[begin DATASET ENTRIES]

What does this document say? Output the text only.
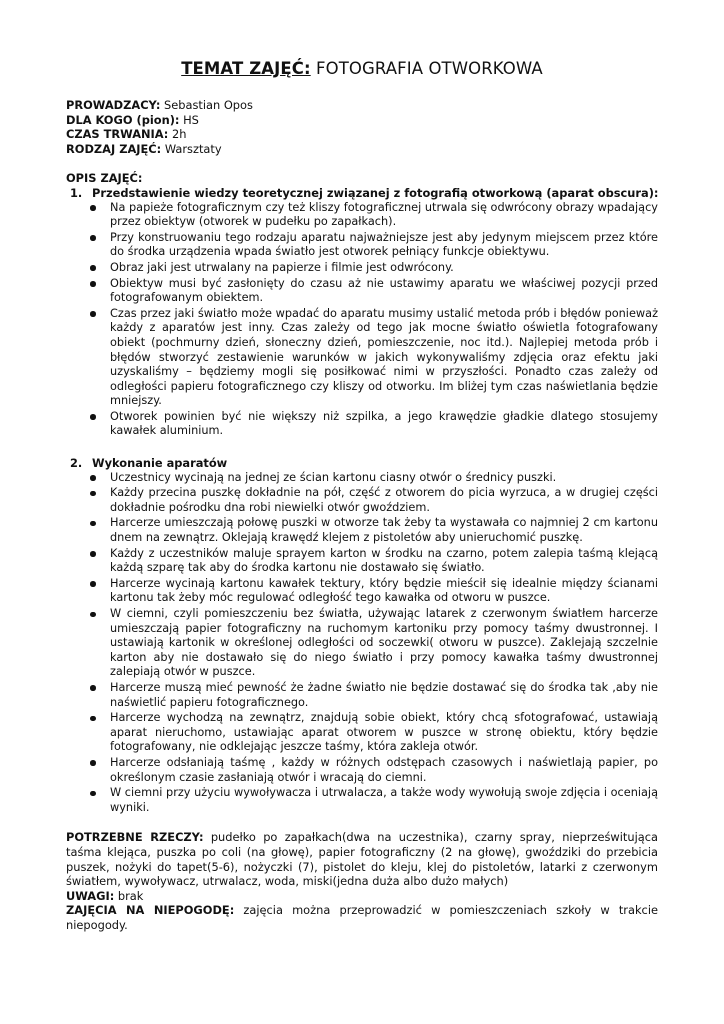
TEMAT ZAJĘĆ: FOTOGRAFIA OTWORKOWA
PROWADZACY: Sebastian Opos
DLA KOGO (pion): HS
CZAS TRWANIA: 2h
RODZAJ ZAJĘĆ: Warsztaty
OPIS ZAJĘĆ:
1. Przedstawienie wiedzy teoretycznej związanej z fotografią otworkową (aparat obscura):
Na papieże fotograficznym czy też kliszy fotograficznej utrwala się odwrócony obrazy wpadający przez obiektyw (otworek w pudełku po zapałkach).
Przy konstruowaniu tego rodzaju aparatu najważniejsze jest aby jedynym miejscem przez które do środka urządzenia wpada światło jest otworek pełniący funkcje obiektywu.
Obraz jaki jest utrwalany na papierze i filmie jest odwrócony.
Obiektyw musi być zasłonięty do czasu aż nie ustawimy aparatu we właściwej pozycji przed fotografowanym obiektem.
Czas przez jaki światło może wpadać do aparatu musimy ustalić metoda prób i błędów ponieważ każdy z aparatów jest inny. Czas zależy od tego jak mocne światło oświetla fotografowany obiekt (pochmurny dzień, słoneczny dzień, pomieszczenie, noc itd.). Najlepiej metoda prób i błędów stworzyć zestawienie warunków w jakich wykonywaliśmy zdjęcia oraz efektu jaki uzyskaliśmy – będziemy mogli się posiłkować nimi w przyszłości. Ponadto czas zależy od odległości papieru fotograficznego czy kliszy od otworku. Im bliżej tym czas naświetlania będzie mniejszy.
Otworek powinien być nie większy niż szpilka, a jego krawędzie gładkie dlatego stosujemy kawałek aluminium.
2. Wykonanie aparatów
Uczestnicy wycinają na jednej ze ścian kartonu ciasny otwór o średnicy puszki.
Każdy przecina puszkę dokładnie na pół, część z otworem do picia wyrzuca, a w drugiej części dokładnie pośrodku dna robi niewielki otwór gwoździem.
Harcerze umieszczają połowę puszki w otworze tak żeby ta wystawała co najmniej 2 cm kartonu dnem na zewnątrz. Oklejają krawędź klejem z pistoletów aby unieruchomić puszkę.
Każdy z uczestników maluje sprayem karton w środku na czarno, potem zalepia taśmą klejącą każdą szparę tak aby do środka kartonu nie dostawało się światło.
Harcerze wycinają kartonu kawałek tektury, który będzie mieścił się idealnie między ścianami kartonu tak żeby móc regulować odległość tego kawałka od otworu w puszce.
W ciemni, czyli pomieszczeniu bez światła, używając latarek z czerwonym światłem harcerze umieszczają papier fotograficzny na ruchomym kartoniku przy pomocy taśmy dwustronnej. I ustawiają kartonik w określonej odległości od soczewki( otworu w puszce). Zaklejają szczelnie karton aby nie dostawało się do niego światło i przy pomocy kawałka taśmy dwustronnej zalepiają otwór w puszce.
Harcerze muszą mieć pewność że żadne światło nie będzie dostawać się do środka tak ,aby nie naświetlić papieru fotograficznego.
Harcerze wychodzą na zewnątrz, znajdują sobie obiekt, który chcą sfotografować, ustawiają aparat nieruchomo, ustawiając aparat otworem w puszce w stronę obiektu, który będzie fotografowany, nie odklejając jeszcze taśmy, która zakleja otwór.
Harcerze odsłaniają taśmę , każdy w różnych odstępach czasowych i naświetlają papier, po określonym czasie zasłaniają otwór i wracają do ciemni.
W ciemni przy użyciu wywoływacza i utrwalacza, a także wody wywołują swoje zdjęcia i oceniają wyniki.

POTRZEBNE RZECZY: pudełko po zapałkach(dwa na uczestnika), czarny spray, nieprześwitująca taśma klejąca, puszka po coli (na głowę), papier fotograficzny (2 na głowę), gwoździki do przebicia puszek, nożyki do tapet(5-6), nożyczki (7), pistolet do kleju, klej do pistoletów, latarki z czerwonym światłem, wywoływacz, utrwalacz, woda, miski(jedna duża albo dużo małych)

UWAGI: brak

ZAJĘCIA NA NIEPOGODĘ: zajęcia można przeprowadzić w pomieszczeniach szkoły w trakcie niepogody.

[end DATASET ENTRIES]

- **EXERCISE TASK**
Look through the entries above. Extract each line with the word "ZAJĘĆ".

- **REPLY**
TEMAT ZAJĘĆ: FOTOGRAFIA OTWORKOWA
RODZAJ ZAJĘĆ: Warsztaty
OPIS ZAJĘĆ:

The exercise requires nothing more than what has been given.